◆ **Requirements**: Give every entry again, word for word and in full.
-------- The data --------
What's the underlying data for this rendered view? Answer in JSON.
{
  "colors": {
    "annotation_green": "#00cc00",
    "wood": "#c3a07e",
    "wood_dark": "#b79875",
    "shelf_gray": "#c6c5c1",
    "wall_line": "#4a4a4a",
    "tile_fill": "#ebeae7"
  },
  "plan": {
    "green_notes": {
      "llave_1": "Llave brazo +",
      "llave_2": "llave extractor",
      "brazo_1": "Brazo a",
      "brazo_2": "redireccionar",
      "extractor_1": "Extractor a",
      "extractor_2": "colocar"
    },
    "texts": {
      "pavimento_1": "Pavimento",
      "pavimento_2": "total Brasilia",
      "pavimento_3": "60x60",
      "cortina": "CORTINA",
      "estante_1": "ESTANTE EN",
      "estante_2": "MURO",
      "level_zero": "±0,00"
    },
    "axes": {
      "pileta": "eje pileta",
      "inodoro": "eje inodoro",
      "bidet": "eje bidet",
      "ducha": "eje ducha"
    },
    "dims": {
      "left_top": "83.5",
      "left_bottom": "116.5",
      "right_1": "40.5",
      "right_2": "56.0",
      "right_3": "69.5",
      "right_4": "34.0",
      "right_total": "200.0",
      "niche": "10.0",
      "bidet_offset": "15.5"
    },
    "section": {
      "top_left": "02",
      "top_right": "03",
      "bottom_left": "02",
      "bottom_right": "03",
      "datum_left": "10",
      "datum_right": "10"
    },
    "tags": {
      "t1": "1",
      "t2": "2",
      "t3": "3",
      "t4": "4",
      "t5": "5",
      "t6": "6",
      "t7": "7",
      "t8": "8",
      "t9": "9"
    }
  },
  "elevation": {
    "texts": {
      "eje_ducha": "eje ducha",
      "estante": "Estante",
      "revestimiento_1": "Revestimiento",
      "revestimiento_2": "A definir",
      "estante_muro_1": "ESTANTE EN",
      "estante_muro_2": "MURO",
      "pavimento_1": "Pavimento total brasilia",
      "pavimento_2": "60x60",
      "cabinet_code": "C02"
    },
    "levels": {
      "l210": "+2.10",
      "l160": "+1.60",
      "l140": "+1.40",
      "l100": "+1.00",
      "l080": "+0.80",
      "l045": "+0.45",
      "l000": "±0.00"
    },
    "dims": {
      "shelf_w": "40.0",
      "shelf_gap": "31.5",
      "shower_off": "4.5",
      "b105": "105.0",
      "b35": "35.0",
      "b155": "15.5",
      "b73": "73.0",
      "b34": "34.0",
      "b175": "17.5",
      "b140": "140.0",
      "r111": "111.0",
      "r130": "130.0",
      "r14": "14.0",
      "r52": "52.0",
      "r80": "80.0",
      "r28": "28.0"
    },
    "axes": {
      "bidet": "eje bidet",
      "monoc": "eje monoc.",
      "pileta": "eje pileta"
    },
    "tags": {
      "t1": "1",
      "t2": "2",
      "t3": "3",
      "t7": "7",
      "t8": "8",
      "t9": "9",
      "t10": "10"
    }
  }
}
--------
◆ **Expected output**:
What's the underlying data for this rendered view? Answer in JSON.
{
  "colors": {
    "annotation_green": "#00cc00",
    "wood": "#c3a07e",
    "wood_dark": "#b79875",
    "shelf_gray": "#c6c5c1",
    "wall_line": "#4a4a4a",
    "tile_fill": "#ebeae7"
  },
  "plan": {
    "green_notes": {
      "llave_1": "Llave brazo +",
      "llave_2": "llave extractor",
      "brazo_1": "Brazo a",
      "brazo_2": "redireccionar",
      "extractor_1": "Extractor a",
      "extractor_2": "colocar"
    },
    "texts": {
      "pavimento_1": "Pavimento",
      "pavimento_2": "total Brasilia",
      "pavimento_3": "60x60",
      "cortina": "CORTINA",
      "estante_1": "ESTANTE EN",
      "estante_2": "MURO",
      "level_zero": "±0,00"
    },
    "axes": {
      "pileta": "eje pileta",
      "inodoro": "eje inodoro",
      "bidet": "eje bidet",
      "ducha": "eje ducha"
    },
    "dims": {
      "left_top": "83.5",
      "left_bottom": "116.5",
      "right_1": "40.5",
      "right_2": "56.0",
      "right_3": "69.5",
      "right_4": "34.0",
      "right_total": "200.0",
      "niche": "10.0",
      "bidet_offset": "15.5"
    },
    "section": {
      "top_left": "02",
      "top_right": "03",
      "bottom_left": "02",
      "bottom_right": "03",
      "datum_left": "10",
      "datum_right": "10"
    },
    "tags": {
      "t1": "1",
      "t2": "2",
      "t3": "3",
      "t4": "4",
      "t5": "5",
      "t6": "6",
      "t7": "7",
      "t8": "8",
      "t9": "9"
    }
  },
  "elevation": {
    "texts": {
      "eje_ducha": "eje ducha",
      "estante": "Estante",
      "revestimiento_1": "Revestimiento",
      "revestimiento_2": "A definir",
      "estante_muro_1": "ESTANTE EN",
      "estante_muro_2": "MURO",
      "pavimento_1": "Pavimento total brasilia",
      "pavimento_2": "60x60",
      "cabinet_code": "C02"
    },
    "levels": {
      "l210": "+2.10",
      "l160": "+1.60",
      "l140": "+1.40",
      "l100": "+1.00",
      "l080": "+0.80",
      "l045": "+0.45",
      "l000": "±0.00"
    },
    "dims": {
      "shelf_w": "40.0",
      "shelf_gap": "31.5",
      "shower_off": "4.5",
      "b105": "105.0",
      "b35": "35.0",
      "b155": "15.5",
      "b73": "73.0",
      "b34": "34.0",
      "b175": "17.5",
      "b140": "140.0",
      "r111": "111.0",
      "r130": "130.0",
      "r14": "14.0",
      "r52": "52.0",
      "r80": "80.0",
      "r28": "28.0"
    },
    "axes": {
      "bidet": "eje bidet",
      "monoc": "eje monoc.",
      "pileta": "eje pileta"
    },
    "tags": {
      "t1": "1",
      "t2": "2",
      "t3": "3",
      "t7": "7",
      "t8": "8",
      "t9": "9",
      "t10": "10"
    }
  }
}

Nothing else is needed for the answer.